Problem details =>
Provide only the number of lines in the data below that contain the string "noise".

Information provided =>
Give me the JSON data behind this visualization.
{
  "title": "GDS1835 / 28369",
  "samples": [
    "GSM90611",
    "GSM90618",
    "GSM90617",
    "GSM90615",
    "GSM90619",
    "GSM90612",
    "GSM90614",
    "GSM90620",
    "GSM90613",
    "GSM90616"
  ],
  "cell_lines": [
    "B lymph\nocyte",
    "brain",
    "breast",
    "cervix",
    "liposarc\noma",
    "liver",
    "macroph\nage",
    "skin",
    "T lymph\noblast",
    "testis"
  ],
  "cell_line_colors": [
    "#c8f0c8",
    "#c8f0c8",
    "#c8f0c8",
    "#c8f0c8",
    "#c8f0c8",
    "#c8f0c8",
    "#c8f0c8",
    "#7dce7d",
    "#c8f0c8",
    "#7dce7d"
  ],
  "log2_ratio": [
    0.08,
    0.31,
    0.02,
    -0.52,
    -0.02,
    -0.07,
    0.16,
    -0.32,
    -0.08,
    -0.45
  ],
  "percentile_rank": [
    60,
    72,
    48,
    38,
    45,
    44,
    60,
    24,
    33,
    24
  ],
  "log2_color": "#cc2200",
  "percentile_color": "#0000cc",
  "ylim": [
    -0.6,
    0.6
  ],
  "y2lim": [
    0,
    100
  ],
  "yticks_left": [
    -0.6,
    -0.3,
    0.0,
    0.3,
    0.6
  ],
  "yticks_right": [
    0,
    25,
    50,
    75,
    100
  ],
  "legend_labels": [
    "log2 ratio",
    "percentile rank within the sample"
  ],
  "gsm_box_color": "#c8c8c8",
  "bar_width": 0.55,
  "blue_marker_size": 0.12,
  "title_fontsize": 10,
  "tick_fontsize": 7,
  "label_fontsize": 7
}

==

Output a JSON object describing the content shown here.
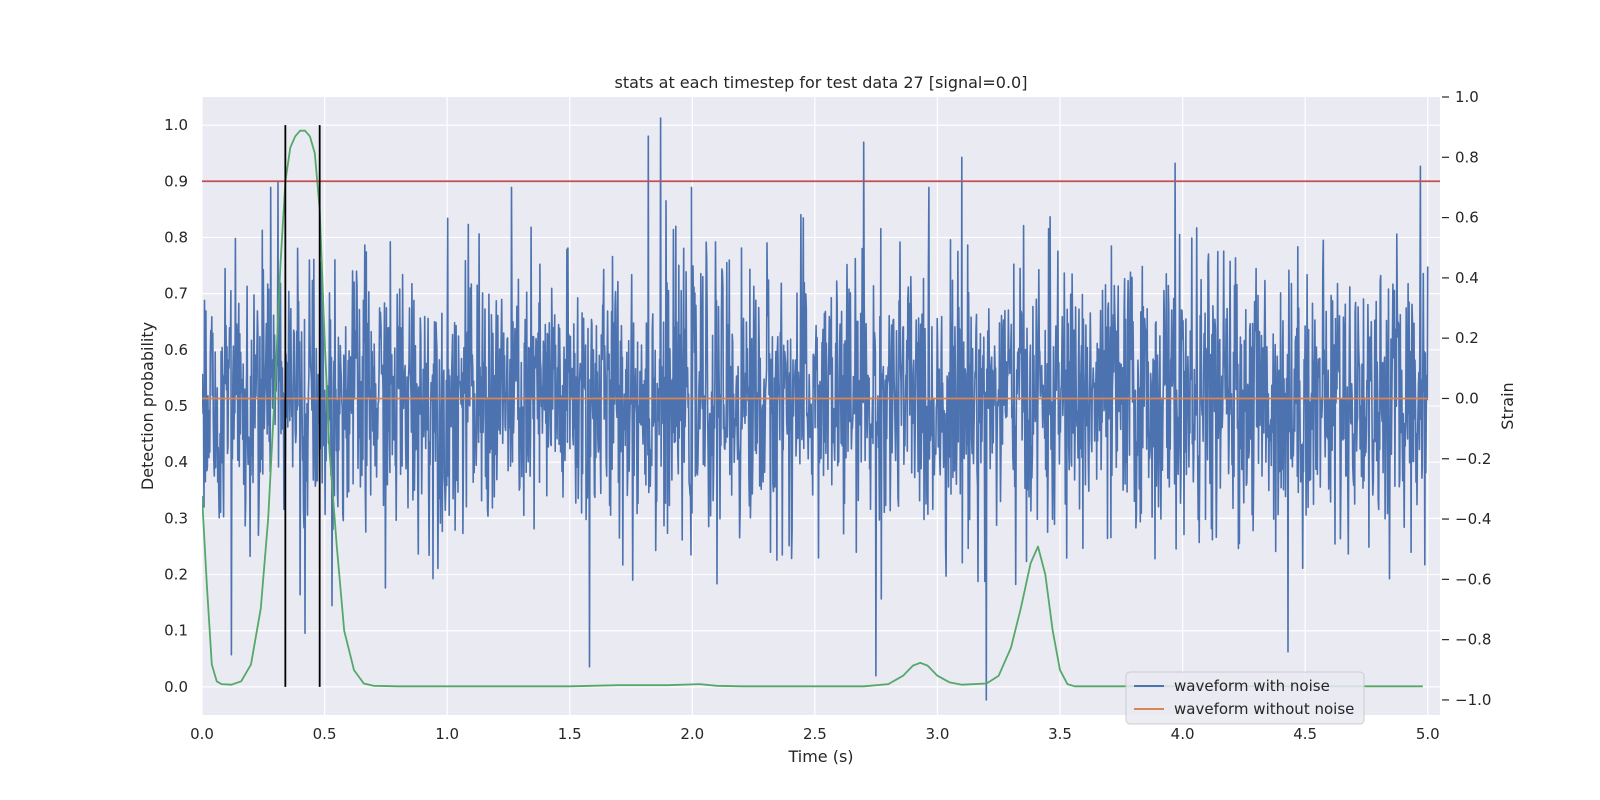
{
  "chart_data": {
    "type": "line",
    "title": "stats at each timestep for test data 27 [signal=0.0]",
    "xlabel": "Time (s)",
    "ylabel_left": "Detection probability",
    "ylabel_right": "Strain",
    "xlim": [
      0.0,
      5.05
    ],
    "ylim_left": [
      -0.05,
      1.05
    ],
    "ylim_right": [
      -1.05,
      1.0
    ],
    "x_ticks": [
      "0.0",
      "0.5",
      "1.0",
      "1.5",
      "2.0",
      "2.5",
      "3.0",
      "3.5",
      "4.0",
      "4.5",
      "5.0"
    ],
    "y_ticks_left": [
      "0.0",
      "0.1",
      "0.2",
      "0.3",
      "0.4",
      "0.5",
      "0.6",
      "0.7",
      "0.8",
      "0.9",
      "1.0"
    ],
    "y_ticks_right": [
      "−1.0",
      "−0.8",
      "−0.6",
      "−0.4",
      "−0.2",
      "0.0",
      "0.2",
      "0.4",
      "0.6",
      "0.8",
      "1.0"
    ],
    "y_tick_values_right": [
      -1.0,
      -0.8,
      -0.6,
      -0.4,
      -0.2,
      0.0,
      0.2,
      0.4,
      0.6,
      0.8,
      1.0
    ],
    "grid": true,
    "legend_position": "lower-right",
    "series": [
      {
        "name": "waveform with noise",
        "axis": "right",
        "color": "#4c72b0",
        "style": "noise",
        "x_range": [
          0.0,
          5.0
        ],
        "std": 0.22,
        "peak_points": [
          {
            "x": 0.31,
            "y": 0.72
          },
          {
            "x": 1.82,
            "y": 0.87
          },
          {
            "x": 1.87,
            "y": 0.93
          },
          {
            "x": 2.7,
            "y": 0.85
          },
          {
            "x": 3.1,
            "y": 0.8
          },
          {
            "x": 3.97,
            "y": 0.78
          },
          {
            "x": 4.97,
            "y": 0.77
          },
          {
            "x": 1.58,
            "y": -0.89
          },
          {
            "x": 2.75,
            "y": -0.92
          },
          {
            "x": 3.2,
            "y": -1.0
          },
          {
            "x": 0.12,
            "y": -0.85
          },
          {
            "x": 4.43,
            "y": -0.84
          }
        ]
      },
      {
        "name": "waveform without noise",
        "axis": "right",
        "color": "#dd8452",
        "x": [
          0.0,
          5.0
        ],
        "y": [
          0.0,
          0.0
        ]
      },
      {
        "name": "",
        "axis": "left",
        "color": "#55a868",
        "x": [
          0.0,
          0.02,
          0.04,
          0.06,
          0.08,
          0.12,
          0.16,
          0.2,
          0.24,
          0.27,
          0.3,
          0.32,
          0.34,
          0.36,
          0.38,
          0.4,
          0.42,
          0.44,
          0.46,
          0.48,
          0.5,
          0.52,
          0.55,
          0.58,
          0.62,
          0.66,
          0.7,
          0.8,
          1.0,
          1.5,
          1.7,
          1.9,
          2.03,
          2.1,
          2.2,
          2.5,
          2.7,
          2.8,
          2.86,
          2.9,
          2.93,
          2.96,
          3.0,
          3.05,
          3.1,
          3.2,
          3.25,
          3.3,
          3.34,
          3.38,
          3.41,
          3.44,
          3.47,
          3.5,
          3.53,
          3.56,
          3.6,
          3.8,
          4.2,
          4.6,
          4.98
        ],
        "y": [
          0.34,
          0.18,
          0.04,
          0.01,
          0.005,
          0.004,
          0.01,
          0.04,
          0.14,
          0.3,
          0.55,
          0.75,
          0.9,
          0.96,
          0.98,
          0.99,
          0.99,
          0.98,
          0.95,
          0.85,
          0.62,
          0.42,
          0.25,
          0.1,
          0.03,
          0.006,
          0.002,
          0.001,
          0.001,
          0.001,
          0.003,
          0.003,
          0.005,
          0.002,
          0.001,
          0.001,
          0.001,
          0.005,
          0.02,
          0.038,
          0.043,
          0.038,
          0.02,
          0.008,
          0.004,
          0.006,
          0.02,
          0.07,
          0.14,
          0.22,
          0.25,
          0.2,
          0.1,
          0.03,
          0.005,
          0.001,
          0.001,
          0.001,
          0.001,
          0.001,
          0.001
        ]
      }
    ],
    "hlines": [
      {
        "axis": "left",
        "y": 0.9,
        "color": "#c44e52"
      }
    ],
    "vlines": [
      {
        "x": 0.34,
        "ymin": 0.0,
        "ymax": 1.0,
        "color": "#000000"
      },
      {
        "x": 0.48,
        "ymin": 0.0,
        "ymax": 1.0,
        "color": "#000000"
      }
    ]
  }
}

* * *

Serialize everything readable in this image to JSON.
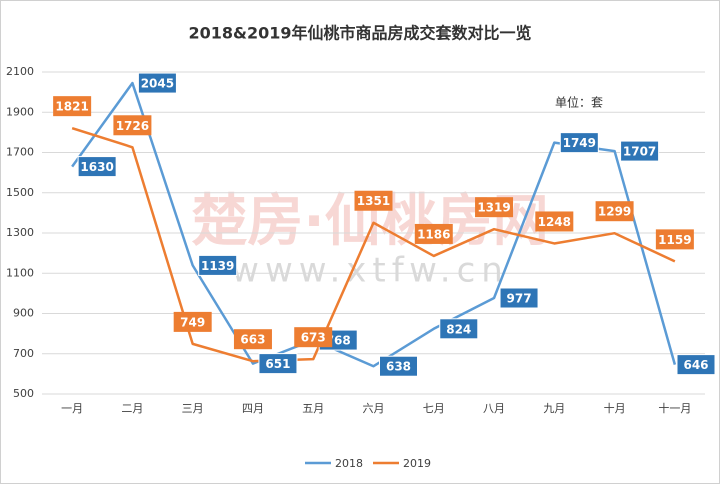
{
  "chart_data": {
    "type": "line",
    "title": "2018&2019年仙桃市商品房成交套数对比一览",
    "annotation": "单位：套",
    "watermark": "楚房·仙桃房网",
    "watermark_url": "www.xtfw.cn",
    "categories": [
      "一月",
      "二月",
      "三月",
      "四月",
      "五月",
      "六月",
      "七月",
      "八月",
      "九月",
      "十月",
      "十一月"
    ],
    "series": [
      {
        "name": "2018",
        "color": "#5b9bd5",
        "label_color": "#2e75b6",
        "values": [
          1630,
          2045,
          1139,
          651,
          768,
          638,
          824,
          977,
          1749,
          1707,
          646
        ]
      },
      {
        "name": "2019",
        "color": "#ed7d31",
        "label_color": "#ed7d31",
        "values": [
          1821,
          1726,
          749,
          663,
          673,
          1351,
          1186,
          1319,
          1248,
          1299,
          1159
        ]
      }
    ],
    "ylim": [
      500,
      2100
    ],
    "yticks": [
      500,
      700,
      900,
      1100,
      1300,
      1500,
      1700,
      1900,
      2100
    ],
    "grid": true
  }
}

Correct output =>
3